--- EXERCISE AIM ---
Give the count of lines containing the string "pension", with no other output.

Recorded data:
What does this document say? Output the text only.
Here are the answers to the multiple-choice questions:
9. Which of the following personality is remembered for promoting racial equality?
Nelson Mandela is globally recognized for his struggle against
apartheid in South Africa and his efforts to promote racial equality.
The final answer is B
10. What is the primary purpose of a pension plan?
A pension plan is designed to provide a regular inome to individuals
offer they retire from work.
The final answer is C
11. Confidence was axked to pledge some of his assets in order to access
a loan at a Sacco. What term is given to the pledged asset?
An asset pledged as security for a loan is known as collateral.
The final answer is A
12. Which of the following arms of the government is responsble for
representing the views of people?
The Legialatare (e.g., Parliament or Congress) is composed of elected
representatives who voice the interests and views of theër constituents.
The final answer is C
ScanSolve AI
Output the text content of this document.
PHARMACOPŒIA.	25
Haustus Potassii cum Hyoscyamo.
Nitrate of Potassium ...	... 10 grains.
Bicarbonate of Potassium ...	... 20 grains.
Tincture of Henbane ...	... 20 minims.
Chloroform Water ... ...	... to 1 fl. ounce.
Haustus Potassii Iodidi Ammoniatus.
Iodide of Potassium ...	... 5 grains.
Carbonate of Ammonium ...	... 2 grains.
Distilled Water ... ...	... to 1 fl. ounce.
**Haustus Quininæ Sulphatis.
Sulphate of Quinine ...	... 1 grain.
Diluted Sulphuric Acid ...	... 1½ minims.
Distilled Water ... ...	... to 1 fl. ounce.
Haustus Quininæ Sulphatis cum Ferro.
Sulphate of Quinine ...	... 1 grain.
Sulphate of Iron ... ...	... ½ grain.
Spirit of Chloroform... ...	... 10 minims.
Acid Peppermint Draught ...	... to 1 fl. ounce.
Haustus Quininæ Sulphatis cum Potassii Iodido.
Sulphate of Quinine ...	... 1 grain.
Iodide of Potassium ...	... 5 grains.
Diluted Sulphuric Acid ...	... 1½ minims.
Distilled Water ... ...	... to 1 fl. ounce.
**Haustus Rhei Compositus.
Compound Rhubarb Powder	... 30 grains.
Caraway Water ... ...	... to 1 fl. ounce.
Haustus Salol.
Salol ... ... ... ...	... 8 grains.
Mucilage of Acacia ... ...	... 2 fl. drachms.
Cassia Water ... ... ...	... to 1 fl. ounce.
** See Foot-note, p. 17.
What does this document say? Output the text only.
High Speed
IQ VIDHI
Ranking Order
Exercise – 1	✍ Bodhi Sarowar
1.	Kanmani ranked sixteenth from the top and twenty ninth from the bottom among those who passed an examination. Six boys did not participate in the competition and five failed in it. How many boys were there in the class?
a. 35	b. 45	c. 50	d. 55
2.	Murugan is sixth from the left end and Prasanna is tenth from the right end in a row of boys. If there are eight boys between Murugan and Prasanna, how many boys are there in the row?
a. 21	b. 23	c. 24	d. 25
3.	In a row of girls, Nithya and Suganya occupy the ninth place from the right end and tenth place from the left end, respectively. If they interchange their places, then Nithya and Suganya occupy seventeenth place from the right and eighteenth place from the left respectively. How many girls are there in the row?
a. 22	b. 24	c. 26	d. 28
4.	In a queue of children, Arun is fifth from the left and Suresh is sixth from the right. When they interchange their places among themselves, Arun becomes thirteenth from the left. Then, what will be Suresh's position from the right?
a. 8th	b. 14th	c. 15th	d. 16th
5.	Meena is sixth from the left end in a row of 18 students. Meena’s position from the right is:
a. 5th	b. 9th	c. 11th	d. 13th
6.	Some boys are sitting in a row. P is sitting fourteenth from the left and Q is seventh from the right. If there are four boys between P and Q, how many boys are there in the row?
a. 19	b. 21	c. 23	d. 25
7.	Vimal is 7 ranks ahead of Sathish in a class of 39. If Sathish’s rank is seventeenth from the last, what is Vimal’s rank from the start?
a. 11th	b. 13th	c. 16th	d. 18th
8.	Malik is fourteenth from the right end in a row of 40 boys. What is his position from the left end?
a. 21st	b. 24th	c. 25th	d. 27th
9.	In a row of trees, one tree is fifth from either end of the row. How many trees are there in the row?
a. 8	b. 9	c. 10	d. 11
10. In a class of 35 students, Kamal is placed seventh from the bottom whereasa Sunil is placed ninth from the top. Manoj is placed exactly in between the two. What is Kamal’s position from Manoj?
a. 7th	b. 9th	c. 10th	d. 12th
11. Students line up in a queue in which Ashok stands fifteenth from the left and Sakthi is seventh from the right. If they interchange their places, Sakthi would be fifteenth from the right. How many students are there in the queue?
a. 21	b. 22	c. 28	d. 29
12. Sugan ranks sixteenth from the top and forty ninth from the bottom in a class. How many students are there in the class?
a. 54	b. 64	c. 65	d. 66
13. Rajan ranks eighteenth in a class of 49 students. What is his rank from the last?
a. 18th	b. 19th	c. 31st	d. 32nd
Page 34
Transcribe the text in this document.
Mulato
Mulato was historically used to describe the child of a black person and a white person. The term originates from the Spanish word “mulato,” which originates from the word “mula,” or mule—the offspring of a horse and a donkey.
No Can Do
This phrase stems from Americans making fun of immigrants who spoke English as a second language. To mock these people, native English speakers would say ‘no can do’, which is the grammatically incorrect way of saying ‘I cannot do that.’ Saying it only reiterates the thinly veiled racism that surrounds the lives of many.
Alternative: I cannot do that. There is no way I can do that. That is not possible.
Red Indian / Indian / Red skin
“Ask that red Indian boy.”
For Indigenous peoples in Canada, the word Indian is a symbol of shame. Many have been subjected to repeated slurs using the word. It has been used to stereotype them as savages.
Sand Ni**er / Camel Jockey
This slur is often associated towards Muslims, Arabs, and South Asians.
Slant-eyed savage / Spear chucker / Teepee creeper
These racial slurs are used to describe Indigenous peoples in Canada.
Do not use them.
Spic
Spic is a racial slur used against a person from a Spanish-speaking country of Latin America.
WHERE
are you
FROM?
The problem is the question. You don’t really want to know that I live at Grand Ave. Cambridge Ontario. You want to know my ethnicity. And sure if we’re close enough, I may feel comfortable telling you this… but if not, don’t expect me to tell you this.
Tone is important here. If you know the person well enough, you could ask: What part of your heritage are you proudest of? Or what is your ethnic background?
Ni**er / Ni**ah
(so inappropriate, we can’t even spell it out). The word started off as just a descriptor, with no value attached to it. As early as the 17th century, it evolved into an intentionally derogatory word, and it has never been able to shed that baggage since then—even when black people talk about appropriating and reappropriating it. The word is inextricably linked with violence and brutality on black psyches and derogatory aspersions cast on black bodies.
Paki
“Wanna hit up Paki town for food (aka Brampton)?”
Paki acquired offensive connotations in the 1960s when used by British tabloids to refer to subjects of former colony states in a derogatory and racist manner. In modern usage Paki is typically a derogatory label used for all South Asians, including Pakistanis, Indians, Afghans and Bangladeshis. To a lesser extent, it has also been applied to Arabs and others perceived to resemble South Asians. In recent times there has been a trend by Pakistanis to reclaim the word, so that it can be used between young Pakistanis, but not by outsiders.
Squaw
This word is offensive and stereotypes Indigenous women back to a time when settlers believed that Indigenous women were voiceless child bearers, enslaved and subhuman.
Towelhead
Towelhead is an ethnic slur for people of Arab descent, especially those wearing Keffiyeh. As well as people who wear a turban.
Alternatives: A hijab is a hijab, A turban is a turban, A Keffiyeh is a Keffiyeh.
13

--- SOLUTION ---
2